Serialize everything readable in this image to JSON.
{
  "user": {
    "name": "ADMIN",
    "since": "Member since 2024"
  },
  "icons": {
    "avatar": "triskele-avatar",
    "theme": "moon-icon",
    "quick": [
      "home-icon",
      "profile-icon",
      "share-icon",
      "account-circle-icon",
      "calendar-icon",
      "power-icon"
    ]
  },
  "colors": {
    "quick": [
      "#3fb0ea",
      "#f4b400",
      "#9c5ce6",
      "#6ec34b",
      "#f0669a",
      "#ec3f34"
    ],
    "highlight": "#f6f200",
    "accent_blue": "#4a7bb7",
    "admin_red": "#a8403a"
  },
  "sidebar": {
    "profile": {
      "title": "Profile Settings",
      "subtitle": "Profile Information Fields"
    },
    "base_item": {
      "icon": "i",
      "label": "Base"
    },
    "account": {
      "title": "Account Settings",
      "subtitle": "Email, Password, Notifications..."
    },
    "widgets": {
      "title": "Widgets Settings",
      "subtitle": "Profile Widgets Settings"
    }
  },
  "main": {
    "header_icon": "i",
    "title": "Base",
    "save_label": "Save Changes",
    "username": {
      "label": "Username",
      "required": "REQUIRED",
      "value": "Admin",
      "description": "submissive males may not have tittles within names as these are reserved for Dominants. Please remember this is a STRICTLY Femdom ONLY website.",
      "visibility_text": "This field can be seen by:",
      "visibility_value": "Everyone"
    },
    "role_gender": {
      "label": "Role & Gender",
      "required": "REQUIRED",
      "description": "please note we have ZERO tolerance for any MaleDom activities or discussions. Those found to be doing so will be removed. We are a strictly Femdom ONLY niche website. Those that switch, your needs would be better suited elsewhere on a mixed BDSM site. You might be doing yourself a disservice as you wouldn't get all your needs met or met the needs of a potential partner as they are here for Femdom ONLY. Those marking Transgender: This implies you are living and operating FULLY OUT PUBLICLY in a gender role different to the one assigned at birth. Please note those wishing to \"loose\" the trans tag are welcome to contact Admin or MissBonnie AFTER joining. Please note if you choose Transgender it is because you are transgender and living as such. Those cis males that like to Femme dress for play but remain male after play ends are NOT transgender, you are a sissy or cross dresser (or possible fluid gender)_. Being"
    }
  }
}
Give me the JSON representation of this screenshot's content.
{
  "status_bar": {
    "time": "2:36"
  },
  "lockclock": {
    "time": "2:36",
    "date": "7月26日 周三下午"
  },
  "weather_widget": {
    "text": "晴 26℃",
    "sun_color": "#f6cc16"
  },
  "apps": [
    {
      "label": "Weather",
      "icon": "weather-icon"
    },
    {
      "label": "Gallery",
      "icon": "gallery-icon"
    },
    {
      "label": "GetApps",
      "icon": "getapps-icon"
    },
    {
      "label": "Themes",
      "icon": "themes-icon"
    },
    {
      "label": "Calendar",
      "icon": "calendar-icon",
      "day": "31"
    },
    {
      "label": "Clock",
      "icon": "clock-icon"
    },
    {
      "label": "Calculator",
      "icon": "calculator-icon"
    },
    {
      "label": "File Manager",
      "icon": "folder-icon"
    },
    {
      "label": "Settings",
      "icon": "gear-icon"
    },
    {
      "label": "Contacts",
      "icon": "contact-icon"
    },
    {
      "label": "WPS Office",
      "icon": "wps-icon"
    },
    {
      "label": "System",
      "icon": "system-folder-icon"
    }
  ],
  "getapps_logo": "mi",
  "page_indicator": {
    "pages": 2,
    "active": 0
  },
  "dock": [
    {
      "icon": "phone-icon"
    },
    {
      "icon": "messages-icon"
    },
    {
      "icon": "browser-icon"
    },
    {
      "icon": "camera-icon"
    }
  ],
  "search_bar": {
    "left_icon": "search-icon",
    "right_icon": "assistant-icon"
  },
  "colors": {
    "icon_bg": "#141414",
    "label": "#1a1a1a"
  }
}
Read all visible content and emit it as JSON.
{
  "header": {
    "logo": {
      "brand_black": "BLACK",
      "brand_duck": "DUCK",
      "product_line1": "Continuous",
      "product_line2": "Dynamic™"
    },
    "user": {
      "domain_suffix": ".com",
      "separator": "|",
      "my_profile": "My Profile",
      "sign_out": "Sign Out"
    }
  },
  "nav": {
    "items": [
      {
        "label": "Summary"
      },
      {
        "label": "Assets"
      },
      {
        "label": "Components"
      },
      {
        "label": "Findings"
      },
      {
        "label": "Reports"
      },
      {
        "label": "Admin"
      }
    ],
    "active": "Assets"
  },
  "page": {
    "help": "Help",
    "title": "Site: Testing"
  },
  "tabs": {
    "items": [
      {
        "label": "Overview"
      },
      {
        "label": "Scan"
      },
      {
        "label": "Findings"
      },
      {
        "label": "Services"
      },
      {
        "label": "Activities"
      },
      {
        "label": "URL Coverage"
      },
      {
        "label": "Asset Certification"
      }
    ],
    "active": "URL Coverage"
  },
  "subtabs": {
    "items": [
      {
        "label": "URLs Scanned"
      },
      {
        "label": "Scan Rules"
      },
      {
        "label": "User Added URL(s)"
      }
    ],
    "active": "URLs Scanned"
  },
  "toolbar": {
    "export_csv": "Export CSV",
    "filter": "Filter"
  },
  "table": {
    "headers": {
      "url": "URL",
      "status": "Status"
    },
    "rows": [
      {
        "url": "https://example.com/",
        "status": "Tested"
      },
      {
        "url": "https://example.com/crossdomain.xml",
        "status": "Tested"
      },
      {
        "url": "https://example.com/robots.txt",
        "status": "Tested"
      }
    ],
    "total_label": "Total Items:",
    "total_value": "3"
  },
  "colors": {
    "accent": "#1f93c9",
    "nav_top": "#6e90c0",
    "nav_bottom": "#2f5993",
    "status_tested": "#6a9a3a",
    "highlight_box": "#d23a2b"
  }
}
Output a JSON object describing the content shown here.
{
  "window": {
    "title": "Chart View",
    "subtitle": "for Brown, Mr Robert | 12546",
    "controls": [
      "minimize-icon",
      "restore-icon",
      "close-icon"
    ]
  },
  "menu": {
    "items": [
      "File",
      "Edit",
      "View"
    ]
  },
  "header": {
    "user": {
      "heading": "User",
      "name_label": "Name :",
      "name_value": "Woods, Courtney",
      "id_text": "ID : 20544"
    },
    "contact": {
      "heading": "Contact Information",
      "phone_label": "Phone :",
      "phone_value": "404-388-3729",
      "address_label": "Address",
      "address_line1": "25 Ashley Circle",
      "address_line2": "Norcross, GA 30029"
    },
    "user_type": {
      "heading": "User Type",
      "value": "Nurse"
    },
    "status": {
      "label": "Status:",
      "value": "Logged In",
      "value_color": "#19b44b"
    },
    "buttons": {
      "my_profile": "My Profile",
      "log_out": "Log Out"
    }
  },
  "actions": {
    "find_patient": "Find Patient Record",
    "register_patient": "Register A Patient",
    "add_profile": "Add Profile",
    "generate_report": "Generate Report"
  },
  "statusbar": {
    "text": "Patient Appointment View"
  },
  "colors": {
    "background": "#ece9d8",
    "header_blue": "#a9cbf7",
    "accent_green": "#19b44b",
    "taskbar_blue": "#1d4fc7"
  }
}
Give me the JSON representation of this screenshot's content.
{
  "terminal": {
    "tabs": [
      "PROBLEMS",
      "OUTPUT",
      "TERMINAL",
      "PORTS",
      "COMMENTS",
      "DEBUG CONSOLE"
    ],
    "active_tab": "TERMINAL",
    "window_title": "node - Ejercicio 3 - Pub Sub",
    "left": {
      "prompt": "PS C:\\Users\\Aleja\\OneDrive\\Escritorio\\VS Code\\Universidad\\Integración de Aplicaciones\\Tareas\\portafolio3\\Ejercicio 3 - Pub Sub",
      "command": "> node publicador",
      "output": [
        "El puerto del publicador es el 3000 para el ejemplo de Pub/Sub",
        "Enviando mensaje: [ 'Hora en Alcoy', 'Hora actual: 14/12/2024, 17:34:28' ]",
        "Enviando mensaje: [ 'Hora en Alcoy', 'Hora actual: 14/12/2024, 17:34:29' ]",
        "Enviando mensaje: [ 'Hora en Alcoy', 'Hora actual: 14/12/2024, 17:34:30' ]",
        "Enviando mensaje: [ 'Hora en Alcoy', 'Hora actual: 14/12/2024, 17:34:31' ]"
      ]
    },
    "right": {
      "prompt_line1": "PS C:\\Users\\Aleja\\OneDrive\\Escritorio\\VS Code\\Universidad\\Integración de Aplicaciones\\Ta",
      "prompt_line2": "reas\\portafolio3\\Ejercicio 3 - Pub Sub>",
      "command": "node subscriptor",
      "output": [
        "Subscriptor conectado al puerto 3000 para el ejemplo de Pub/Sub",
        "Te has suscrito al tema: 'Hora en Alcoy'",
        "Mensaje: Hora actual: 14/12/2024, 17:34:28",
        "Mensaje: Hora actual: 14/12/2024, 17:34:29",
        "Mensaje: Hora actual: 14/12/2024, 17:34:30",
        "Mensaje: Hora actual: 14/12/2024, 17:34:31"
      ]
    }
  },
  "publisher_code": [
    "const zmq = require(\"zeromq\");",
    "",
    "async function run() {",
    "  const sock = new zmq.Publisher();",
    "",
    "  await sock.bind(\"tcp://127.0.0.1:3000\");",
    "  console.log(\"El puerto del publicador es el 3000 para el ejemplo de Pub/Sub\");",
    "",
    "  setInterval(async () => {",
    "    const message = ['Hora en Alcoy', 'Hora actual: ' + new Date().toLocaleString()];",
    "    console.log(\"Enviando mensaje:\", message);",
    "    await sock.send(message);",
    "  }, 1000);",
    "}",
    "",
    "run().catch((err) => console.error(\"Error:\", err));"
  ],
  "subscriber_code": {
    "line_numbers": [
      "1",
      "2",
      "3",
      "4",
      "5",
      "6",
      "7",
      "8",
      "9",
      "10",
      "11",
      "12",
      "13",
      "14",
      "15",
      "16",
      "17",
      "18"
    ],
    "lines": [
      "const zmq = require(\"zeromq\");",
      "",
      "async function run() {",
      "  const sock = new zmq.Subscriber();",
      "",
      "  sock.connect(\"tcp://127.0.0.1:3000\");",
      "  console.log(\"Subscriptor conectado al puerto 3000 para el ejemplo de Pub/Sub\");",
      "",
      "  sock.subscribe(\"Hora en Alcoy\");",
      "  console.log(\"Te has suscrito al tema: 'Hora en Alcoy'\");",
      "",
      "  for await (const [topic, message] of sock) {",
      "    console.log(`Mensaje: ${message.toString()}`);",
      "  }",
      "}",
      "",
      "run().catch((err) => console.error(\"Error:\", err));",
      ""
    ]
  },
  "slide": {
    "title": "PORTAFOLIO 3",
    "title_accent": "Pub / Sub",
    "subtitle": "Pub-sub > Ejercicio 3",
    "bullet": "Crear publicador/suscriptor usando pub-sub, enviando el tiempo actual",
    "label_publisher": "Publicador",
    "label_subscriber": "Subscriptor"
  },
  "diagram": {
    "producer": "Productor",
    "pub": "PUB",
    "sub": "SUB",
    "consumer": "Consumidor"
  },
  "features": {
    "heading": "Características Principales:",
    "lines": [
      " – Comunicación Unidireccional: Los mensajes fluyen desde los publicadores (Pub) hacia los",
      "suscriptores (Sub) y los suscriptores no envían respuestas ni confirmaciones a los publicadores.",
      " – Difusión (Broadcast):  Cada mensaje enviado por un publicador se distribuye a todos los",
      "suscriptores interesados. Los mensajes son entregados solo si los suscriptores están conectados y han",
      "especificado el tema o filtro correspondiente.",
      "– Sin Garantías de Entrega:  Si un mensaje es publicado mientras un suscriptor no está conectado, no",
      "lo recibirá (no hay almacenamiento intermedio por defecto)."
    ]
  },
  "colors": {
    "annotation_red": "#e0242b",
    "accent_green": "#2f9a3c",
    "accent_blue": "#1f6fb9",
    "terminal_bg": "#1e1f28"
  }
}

• • • • • • •

Provide the number of lines containing the string "Error", with no other output.

2